• **Set task**
Scan the data for "this" and copy the lines it appears in.

= = = = =

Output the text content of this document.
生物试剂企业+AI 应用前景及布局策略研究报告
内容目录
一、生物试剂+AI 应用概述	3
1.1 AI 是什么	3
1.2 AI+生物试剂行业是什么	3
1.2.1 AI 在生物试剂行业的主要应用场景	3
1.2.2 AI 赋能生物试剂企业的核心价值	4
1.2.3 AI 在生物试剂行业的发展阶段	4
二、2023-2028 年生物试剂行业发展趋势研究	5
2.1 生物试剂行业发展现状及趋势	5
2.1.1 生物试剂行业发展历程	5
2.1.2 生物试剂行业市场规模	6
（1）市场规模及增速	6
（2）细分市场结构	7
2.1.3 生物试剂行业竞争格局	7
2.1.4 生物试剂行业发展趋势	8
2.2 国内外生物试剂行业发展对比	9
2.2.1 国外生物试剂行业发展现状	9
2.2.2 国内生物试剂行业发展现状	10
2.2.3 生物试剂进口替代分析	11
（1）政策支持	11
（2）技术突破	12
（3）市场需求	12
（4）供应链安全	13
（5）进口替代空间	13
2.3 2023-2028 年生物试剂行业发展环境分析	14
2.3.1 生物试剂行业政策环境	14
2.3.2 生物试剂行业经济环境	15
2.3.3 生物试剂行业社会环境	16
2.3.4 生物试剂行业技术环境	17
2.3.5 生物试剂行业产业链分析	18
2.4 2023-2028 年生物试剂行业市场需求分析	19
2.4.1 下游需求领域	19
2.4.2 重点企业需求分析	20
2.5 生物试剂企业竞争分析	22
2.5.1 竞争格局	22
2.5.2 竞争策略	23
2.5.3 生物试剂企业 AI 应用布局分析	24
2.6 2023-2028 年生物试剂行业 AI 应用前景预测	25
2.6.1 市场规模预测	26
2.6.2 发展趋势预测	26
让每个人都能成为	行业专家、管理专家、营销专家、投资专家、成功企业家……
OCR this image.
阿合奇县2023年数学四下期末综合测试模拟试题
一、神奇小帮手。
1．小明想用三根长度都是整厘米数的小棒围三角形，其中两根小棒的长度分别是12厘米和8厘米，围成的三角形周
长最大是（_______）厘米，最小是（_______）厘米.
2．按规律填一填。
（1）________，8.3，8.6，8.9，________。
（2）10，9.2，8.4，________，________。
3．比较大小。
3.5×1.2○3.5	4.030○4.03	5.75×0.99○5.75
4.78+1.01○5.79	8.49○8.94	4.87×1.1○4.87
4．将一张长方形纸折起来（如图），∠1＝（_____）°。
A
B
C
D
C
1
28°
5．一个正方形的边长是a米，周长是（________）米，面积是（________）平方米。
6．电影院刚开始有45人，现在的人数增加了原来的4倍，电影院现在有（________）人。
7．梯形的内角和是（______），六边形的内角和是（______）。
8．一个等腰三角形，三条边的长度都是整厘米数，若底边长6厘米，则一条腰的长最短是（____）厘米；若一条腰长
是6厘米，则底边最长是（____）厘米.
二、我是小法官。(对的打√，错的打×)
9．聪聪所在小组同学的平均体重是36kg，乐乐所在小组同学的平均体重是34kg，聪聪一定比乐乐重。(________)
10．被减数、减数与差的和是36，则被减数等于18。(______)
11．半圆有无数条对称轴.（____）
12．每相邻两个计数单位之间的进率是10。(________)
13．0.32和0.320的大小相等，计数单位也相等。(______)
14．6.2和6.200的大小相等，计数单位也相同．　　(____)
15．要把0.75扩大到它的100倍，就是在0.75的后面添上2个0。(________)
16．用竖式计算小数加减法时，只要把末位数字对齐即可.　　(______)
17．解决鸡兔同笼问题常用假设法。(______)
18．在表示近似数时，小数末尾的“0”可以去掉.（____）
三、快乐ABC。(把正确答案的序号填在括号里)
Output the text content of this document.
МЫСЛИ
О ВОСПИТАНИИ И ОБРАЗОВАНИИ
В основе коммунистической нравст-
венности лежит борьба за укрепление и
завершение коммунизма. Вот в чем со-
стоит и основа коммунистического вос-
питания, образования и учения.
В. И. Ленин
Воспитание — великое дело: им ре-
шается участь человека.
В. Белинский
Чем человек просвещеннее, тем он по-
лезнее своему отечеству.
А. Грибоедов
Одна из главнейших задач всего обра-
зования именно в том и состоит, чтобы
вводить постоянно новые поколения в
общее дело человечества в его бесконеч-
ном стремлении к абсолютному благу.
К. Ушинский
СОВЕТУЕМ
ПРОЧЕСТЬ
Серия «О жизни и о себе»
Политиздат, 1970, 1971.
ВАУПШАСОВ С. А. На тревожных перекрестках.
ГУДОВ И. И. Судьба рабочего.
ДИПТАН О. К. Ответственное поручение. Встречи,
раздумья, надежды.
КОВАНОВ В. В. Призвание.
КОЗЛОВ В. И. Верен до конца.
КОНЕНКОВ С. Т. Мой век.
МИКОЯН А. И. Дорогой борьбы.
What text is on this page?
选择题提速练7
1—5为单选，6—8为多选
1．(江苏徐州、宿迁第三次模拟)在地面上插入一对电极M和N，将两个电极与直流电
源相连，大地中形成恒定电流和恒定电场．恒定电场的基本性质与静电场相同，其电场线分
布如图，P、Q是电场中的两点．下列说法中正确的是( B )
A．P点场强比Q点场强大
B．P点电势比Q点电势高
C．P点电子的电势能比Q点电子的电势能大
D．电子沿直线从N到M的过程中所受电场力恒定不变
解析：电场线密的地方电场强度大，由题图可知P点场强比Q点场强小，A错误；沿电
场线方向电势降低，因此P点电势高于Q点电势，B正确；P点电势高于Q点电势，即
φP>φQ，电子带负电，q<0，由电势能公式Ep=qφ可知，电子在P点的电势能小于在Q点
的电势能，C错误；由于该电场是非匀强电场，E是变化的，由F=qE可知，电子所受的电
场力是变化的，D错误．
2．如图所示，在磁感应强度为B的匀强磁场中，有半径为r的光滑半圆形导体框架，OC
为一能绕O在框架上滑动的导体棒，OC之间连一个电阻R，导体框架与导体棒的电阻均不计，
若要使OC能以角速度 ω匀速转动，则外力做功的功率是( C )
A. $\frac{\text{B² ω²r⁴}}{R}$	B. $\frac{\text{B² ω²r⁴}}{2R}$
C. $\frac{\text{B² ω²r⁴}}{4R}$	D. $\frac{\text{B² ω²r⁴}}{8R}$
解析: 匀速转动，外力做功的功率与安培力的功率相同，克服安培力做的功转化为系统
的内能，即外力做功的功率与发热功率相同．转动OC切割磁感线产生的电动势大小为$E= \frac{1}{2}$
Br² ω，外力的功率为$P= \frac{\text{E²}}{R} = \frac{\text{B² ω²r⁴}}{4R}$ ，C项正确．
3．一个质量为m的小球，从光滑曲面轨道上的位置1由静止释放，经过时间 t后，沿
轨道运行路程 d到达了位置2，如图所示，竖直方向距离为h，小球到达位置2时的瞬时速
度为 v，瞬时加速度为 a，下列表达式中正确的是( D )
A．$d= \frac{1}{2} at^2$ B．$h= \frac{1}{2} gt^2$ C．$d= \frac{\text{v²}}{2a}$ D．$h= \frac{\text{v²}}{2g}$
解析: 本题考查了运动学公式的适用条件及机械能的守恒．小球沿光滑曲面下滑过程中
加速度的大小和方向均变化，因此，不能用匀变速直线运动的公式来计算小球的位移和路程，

= = = = =

• **Answer**
Output the text content of this document.
OCR this image.
Output the text content of this document.
What text is on this page?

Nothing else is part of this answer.